TASK REQUIREMENTS – Tally the lines in the data below that contain the string "fold". Give only the resulting number.

— Begin DATASET ENTRIES —

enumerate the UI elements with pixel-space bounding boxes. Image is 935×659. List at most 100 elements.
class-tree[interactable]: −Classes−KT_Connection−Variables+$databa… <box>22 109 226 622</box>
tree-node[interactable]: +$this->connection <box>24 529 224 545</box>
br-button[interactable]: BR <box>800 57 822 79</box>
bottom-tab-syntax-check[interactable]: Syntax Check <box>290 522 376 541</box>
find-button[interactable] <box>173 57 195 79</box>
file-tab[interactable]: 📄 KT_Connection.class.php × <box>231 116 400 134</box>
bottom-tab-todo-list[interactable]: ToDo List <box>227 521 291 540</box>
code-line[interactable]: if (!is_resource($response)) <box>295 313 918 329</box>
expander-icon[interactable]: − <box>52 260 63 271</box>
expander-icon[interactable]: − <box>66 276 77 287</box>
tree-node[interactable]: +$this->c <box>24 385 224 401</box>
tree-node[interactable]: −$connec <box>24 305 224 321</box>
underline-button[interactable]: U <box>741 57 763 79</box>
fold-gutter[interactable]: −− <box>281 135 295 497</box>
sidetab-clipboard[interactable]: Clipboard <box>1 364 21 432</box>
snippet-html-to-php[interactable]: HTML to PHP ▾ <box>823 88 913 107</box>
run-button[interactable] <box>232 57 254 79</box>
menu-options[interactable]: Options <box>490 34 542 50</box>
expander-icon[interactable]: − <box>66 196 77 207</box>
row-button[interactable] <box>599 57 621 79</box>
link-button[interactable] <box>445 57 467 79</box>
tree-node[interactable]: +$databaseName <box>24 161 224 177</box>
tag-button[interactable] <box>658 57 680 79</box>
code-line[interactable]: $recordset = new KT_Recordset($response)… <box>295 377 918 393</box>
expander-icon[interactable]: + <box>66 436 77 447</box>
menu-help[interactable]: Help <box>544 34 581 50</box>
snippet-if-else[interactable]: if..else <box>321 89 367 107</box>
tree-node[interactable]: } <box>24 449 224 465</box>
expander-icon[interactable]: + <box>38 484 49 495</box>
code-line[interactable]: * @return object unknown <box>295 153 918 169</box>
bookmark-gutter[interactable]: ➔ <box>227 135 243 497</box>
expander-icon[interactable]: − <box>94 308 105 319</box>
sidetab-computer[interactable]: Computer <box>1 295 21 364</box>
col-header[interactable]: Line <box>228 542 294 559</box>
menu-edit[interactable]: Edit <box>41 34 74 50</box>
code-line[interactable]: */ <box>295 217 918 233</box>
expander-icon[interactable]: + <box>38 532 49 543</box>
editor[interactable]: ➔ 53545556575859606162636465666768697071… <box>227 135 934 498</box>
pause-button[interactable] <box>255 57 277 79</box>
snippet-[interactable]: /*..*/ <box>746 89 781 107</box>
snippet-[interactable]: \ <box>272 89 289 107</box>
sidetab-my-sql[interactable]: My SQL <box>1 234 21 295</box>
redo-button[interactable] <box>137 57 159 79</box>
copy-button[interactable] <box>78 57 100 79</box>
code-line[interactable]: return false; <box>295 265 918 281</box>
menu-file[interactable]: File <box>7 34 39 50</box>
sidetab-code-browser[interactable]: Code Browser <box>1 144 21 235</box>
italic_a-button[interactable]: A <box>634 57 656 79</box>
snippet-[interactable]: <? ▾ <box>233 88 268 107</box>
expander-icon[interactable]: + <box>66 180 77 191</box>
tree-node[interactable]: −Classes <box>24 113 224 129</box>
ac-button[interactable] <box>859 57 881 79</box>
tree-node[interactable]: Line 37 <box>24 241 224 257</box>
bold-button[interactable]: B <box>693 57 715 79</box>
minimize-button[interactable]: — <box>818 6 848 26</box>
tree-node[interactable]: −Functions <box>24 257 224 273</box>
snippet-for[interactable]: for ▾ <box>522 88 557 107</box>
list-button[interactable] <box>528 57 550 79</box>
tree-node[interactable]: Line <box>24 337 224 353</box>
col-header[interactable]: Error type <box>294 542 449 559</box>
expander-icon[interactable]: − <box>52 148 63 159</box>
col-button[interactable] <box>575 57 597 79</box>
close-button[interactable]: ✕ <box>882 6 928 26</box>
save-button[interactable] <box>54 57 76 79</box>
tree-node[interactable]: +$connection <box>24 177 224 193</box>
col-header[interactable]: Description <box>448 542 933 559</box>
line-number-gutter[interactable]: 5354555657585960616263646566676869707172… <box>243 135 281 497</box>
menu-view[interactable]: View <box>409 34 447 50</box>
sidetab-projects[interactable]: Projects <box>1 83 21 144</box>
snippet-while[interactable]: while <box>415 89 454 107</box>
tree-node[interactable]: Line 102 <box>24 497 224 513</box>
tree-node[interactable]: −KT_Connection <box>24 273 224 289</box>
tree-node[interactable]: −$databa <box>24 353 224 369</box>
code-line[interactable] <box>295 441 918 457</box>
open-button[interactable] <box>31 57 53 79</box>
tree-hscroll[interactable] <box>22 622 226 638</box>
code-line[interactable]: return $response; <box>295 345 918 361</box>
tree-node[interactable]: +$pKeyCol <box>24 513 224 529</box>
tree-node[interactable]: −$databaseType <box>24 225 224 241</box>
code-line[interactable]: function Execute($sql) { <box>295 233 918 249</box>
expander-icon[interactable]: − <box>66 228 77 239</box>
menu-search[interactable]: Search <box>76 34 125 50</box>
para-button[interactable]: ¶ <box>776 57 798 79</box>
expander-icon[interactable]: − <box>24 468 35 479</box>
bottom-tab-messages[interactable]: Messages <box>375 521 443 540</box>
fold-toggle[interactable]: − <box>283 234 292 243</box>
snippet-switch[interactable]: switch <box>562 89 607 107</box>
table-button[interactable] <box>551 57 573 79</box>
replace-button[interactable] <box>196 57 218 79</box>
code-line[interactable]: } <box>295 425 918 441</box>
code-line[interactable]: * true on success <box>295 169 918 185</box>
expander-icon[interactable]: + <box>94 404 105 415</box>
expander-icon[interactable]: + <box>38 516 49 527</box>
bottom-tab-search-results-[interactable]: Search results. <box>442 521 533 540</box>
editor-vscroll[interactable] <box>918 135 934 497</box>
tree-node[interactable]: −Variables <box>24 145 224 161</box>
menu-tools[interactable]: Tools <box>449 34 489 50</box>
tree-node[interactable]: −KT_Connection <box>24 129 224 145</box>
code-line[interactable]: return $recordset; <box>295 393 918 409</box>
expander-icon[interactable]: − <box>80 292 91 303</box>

— End DATASET ENTRIES —

EXERCISE SOLUTION – 2